# Given exercise
Every entry below should be printed exactly, without its images.

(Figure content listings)
<<<<

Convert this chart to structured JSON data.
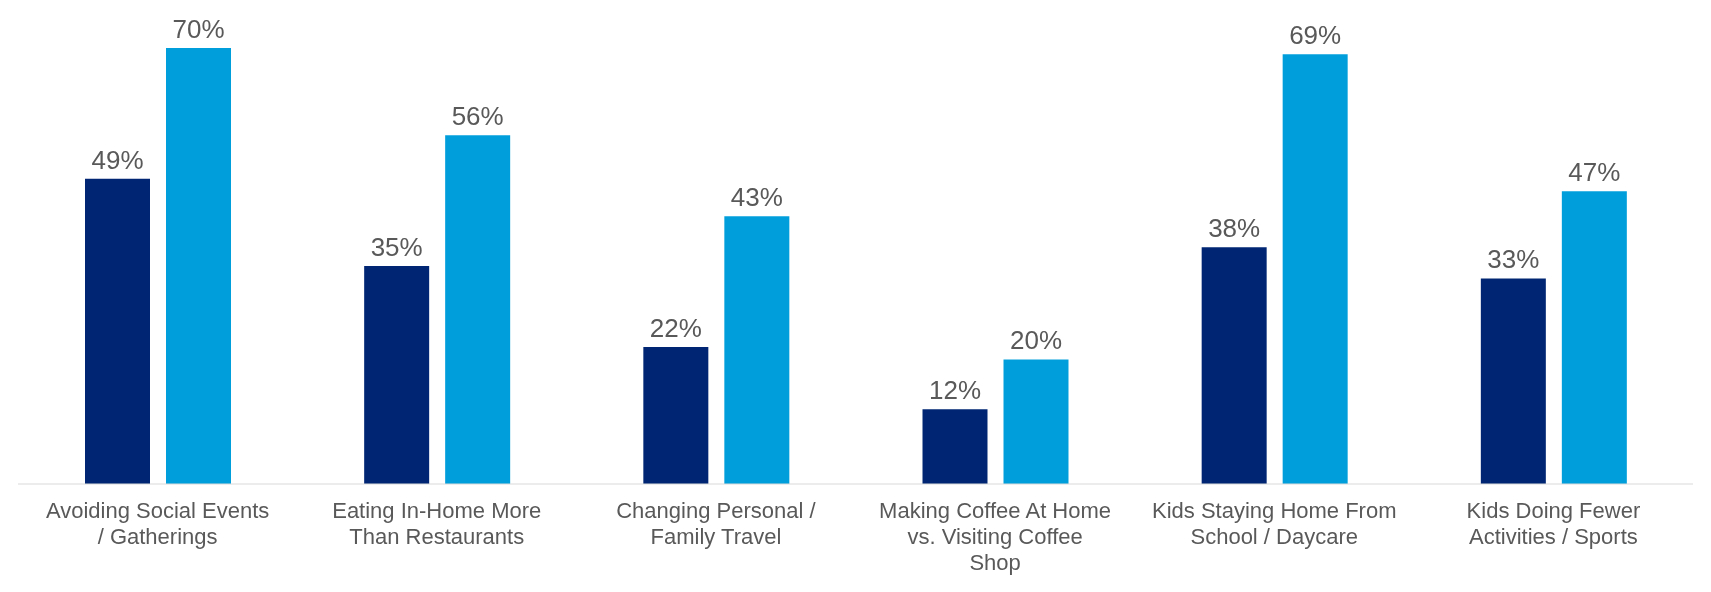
{
  "chart_data": {
    "type": "bar",
    "categories": [
      "Avoiding Social Events / Gatherings",
      "Eating In-Home More Than Restaurants",
      "Changing Personal / Family Travel",
      "Making Coffee At Home vs. Visiting Coffee Shop",
      "Kids Staying Home From School / Daycare",
      "Kids Doing Fewer Activities / Sports"
    ],
    "series": [
      {
        "color": "#002673",
        "values": [
          49,
          35,
          22,
          12,
          38,
          33
        ],
        "value_labels": [
          "49%",
          "35%",
          "22%",
          "12%",
          "38%",
          "33%"
        ]
      },
      {
        "color": "#009fdb",
        "values": [
          70,
          56,
          43,
          20,
          69,
          47
        ],
        "value_labels": [
          "70%",
          "56%",
          "43%",
          "20%",
          "69%",
          "47%"
        ]
      }
    ],
    "grid": false,
    "legend": false
  }
}
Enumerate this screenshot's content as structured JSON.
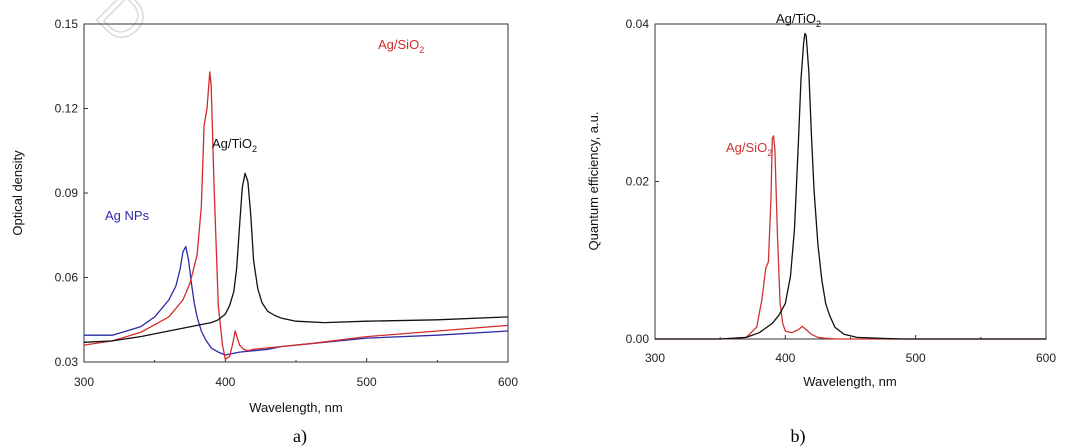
{
  "chart_data": [
    {
      "type": "line",
      "panel_label": "a)",
      "xlabel": "Wavelength, nm",
      "ylabel": "Optical density",
      "xlim": [
        300,
        600
      ],
      "ylim": [
        0.03,
        0.15
      ],
      "xticks": [
        300,
        400,
        500,
        600
      ],
      "yticks": [
        0.03,
        0.06,
        0.09,
        0.12,
        0.15
      ],
      "xtick_labels": [
        "300",
        "400",
        "500",
        "600"
      ],
      "ytick_labels": [
        "0.03",
        "0.06",
        "0.09",
        "0.12",
        "0.15"
      ],
      "grid": false,
      "series": [
        {
          "name": "Ag NPs",
          "color": "#2b2ba8",
          "x": [
            300,
            320,
            340,
            350,
            360,
            365,
            368,
            370,
            372,
            374,
            376,
            378,
            380,
            383,
            386,
            390,
            395,
            400,
            410,
            420,
            430,
            440,
            460,
            500,
            550,
            600
          ],
          "y": [
            0.0395,
            0.0395,
            0.0425,
            0.046,
            0.052,
            0.057,
            0.063,
            0.069,
            0.071,
            0.066,
            0.058,
            0.051,
            0.046,
            0.041,
            0.038,
            0.035,
            0.0335,
            0.0325,
            0.0335,
            0.034,
            0.0345,
            0.0355,
            0.0365,
            0.0385,
            0.0395,
            0.041
          ]
        },
        {
          "name": "Ag/SiO2",
          "color": "#d42a2a",
          "x": [
            300,
            320,
            340,
            360,
            370,
            375,
            380,
            383,
            385,
            387,
            389,
            390,
            392,
            395,
            398,
            400,
            403,
            405,
            407,
            410,
            413,
            416,
            420,
            430,
            440,
            460,
            500,
            550,
            600
          ],
          "y": [
            0.036,
            0.0375,
            0.0405,
            0.046,
            0.052,
            0.058,
            0.068,
            0.085,
            0.114,
            0.12,
            0.133,
            0.128,
            0.093,
            0.05,
            0.036,
            0.031,
            0.032,
            0.036,
            0.041,
            0.036,
            0.0345,
            0.034,
            0.0345,
            0.035,
            0.0355,
            0.0365,
            0.039,
            0.041,
            0.043
          ]
        },
        {
          "name": "Ag/TiO2",
          "color": "#111111",
          "x": [
            300,
            320,
            340,
            360,
            380,
            390,
            395,
            400,
            403,
            406,
            408,
            410,
            412,
            414,
            416,
            418,
            420,
            423,
            426,
            430,
            435,
            440,
            450,
            470,
            500,
            550,
            600
          ],
          "y": [
            0.037,
            0.0375,
            0.039,
            0.041,
            0.043,
            0.044,
            0.045,
            0.047,
            0.05,
            0.055,
            0.063,
            0.078,
            0.092,
            0.097,
            0.094,
            0.082,
            0.066,
            0.056,
            0.051,
            0.048,
            0.0465,
            0.0455,
            0.0445,
            0.044,
            0.0445,
            0.045,
            0.046
          ]
        }
      ]
    },
    {
      "type": "line",
      "panel_label": "b)",
      "xlabel": "Wavelength, nm",
      "ylabel": "Quantum efficiency, a.u.",
      "xlim": [
        300,
        600
      ],
      "ylim": [
        0,
        0.04
      ],
      "xticks": [
        300,
        400,
        500,
        600
      ],
      "yticks": [
        0,
        0.02,
        0.04
      ],
      "xtick_labels": [
        "300",
        "400",
        "500",
        "600"
      ],
      "ytick_labels": [
        "0.00",
        "0.02",
        "0.04"
      ],
      "grid": false,
      "series": [
        {
          "name": "Ag/SiO2",
          "color": "#cc3333",
          "x": [
            300,
            350,
            370,
            378,
            382,
            385,
            387,
            389,
            390,
            391,
            392,
            394,
            396,
            398,
            400,
            405,
            410,
            413,
            416,
            420,
            425,
            430,
            440,
            460,
            600
          ],
          "y": [
            0,
            0,
            0.0002,
            0.0015,
            0.005,
            0.009,
            0.0098,
            0.018,
            0.0255,
            0.0258,
            0.024,
            0.013,
            0.0045,
            0.002,
            0.001,
            0.0008,
            0.0012,
            0.0016,
            0.0012,
            0.0006,
            0.0002,
            0.0001,
            0,
            0,
            0
          ]
        },
        {
          "name": "Ag/TiO2",
          "color": "#111111",
          "x": [
            300,
            350,
            370,
            380,
            390,
            395,
            400,
            404,
            407,
            410,
            412,
            414,
            415,
            416,
            418,
            420,
            422,
            425,
            428,
            431,
            434,
            438,
            445,
            455,
            470,
            490,
            600
          ],
          "y": [
            0,
            0,
            0.0002,
            0.0008,
            0.002,
            0.003,
            0.0045,
            0.008,
            0.014,
            0.025,
            0.033,
            0.0375,
            0.0388,
            0.0385,
            0.034,
            0.026,
            0.019,
            0.012,
            0.0075,
            0.0045,
            0.003,
            0.0015,
            0.0006,
            0.0002,
            0.0001,
            0,
            0
          ]
        }
      ]
    }
  ],
  "watermark": "D"
}
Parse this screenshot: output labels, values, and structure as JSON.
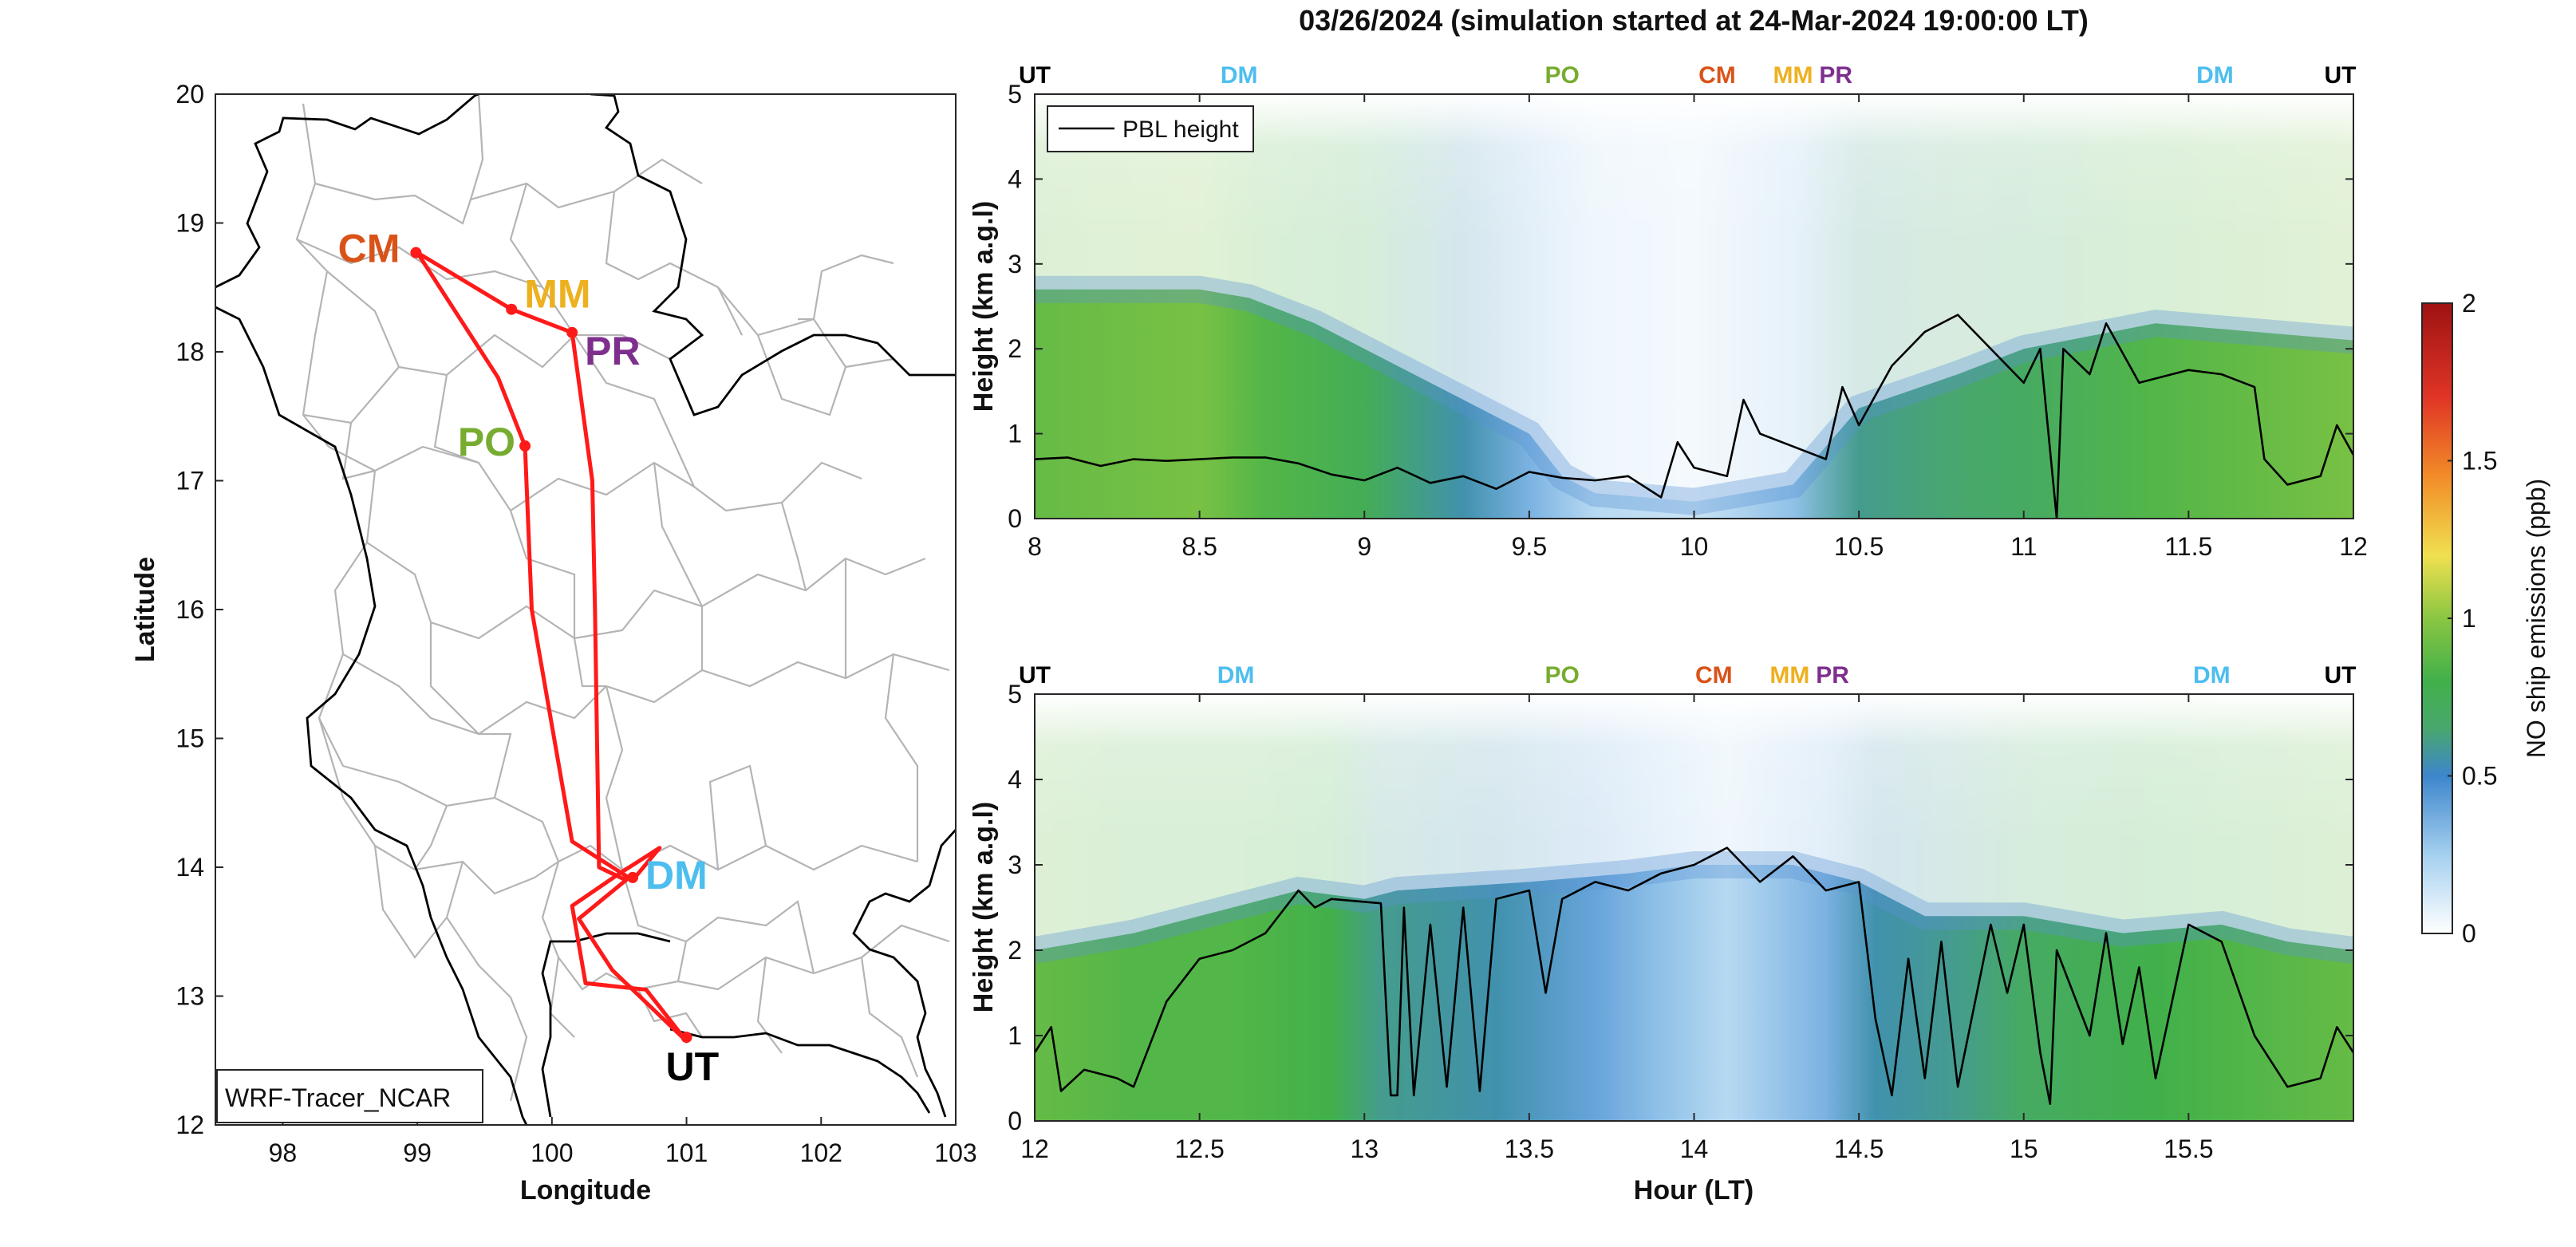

>>>>

# Task answer
Convert this chart to structured JSON data.
{
  "chart_data": {
    "type": "bar",
    "categories": [
      "Avoiding Social Events / Gatherings",
      "Eating In-Home More Than Restaurants",
      "Changing Personal / Family Travel",
      "Making Coffee At Home vs. Visiting Coffee Shop",
      "Kids Staying Home From School / Daycare",
      "Kids Doing Fewer Activities / Sports"
    ],
    "series": [
      {
        "color": "#002673",
        "values": [
          49,
          35,
          22,
          12,
          38,
          33
        ],
        "value_labels": [
          "49%",
          "35%",
          "22%",
          "12%",
          "38%",
          "33%"
        ]
      },
      {
        "color": "#009fdb",
        "values": [
          70,
          56,
          43,
          20,
          69,
          47
        ],
        "value_labels": [
          "70%",
          "56%",
          "43%",
          "20%",
          "69%",
          "47%"
        ]
      }
    ],
    "grid": false,
    "legend": false
  }
}
Enumerate this screenshot's content as structured JSON.
{
  "chart_data": [
    {
      "type": "line",
      "panel_label": "a)",
      "xlabel": "Wavelength, nm",
      "ylabel": "Optical density",
      "xlim": [
        300,
        600
      ],
      "ylim": [
        0.03,
        0.15
      ],
      "xticks": [
        300,
        400,
        500,
        600
      ],
      "yticks": [
        0.03,
        0.06,
        0.09,
        0.12,
        0.15
      ],
      "xtick_labels": [
        "300",
        "400",
        "500",
        "600"
      ],
      "ytick_labels": [
        "0.03",
        "0.06",
        "0.09",
        "0.12",
        "0.15"
      ],
      "grid": false,
      "series": [
        {
          "name": "Ag NPs",
          "color": "#2b2ba8",
          "x": [
            300,
            320,
            340,
            350,
            360,
            365,
            368,
            370,
            372,
            374,
            376,
            378,
            380,
            383,
            386,
            390,
            395,
            400,
            410,
            420,
            430,
            440,
            460,
            500,
            550,
            600
          ],
          "y": [
            0.0395,
            0.0395,
            0.0425,
            0.046,
            0.052,
            0.057,
            0.063,
            0.069,
            0.071,
            0.066,
            0.058,
            0.051,
            0.046,
            0.041,
            0.038,
            0.035,
            0.0335,
            0.0325,
            0.0335,
            0.034,
            0.0345,
            0.0355,
            0.0365,
            0.0385,
            0.0395,
            0.041
          ]
        },
        {
          "name": "Ag/SiO2",
          "color": "#d42a2a",
          "x": [
            300,
            320,
            340,
            360,
            370,
            375,
            380,
            383,
            385,
            387,
            389,
            390,
            392,
            395,
            398,
            400,
            403,
            405,
            407,
            410,
            413,
            416,
            420,
            430,
            440,
            460,
            500,
            550,
            600
          ],
          "y": [
            0.036,
            0.0375,
            0.0405,
            0.046,
            0.052,
            0.058,
            0.068,
            0.085,
            0.114,
            0.12,
            0.133,
            0.128,
            0.093,
            0.05,
            0.036,
            0.031,
            0.032,
            0.036,
            0.041,
            0.036,
            0.0345,
            0.034,
            0.0345,
            0.035,
            0.0355,
            0.0365,
            0.039,
            0.041,
            0.043
          ]
        },
        {
          "name": "Ag/TiO2",
          "color": "#111111",
          "x": [
            300,
            320,
            340,
            360,
            380,
            390,
            395,
            400,
            403,
            406,
            408,
            410,
            412,
            414,
            416,
            418,
            420,
            423,
            426,
            430,
            435,
            440,
            450,
            470,
            500,
            550,
            600
          ],
          "y": [
            0.037,
            0.0375,
            0.039,
            0.041,
            0.043,
            0.044,
            0.045,
            0.047,
            0.05,
            0.055,
            0.063,
            0.078,
            0.092,
            0.097,
            0.094,
            0.082,
            0.066,
            0.056,
            0.051,
            0.048,
            0.0465,
            0.0455,
            0.0445,
            0.044,
            0.0445,
            0.045,
            0.046
          ]
        }
      ]
    },
    {
      "type": "line",
      "panel_label": "b)",
      "xlabel": "Wavelength, nm",
      "ylabel": "Quantum efficiency, a.u.",
      "xlim": [
        300,
        600
      ],
      "ylim": [
        0,
        0.04
      ],
      "xticks": [
        300,
        400,
        500,
        600
      ],
      "yticks": [
        0,
        0.02,
        0.04
      ],
      "xtick_labels": [
        "300",
        "400",
        "500",
        "600"
      ],
      "ytick_labels": [
        "0.00",
        "0.02",
        "0.04"
      ],
      "grid": false,
      "series": [
        {
          "name": "Ag/SiO2",
          "color": "#cc3333",
          "x": [
            300,
            350,
            370,
            378,
            382,
            385,
            387,
            389,
            390,
            391,
            392,
            394,
            396,
            398,
            400,
            405,
            410,
            413,
            416,
            420,
            425,
            430,
            440,
            460,
            600
          ],
          "y": [
            0,
            0,
            0.0002,
            0.0015,
            0.005,
            0.009,
            0.0098,
            0.018,
            0.0255,
            0.0258,
            0.024,
            0.013,
            0.0045,
            0.002,
            0.001,
            0.0008,
            0.0012,
            0.0016,
            0.0012,
            0.0006,
            0.0002,
            0.0001,
            0,
            0,
            0
          ]
        },
        {
          "name": "Ag/TiO2",
          "color": "#111111",
          "x": [
            300,
            350,
            370,
            380,
            390,
            395,
            400,
            404,
            407,
            410,
            412,
            414,
            415,
            416,
            418,
            420,
            422,
            425,
            428,
            431,
            434,
            438,
            445,
            455,
            470,
            490,
            600
          ],
          "y": [
            0,
            0,
            0.0002,
            0.0008,
            0.002,
            0.003,
            0.0045,
            0.008,
            0.014,
            0.025,
            0.033,
            0.0375,
            0.0388,
            0.0385,
            0.034,
            0.026,
            0.019,
            0.012,
            0.0075,
            0.0045,
            0.003,
            0.0015,
            0.0006,
            0.0002,
            0.0001,
            0,
            0
          ]
        }
      ]
    }
  ],
  "watermark": "D"
}
Parse this screenshot: output labels, values, and structure as JSON.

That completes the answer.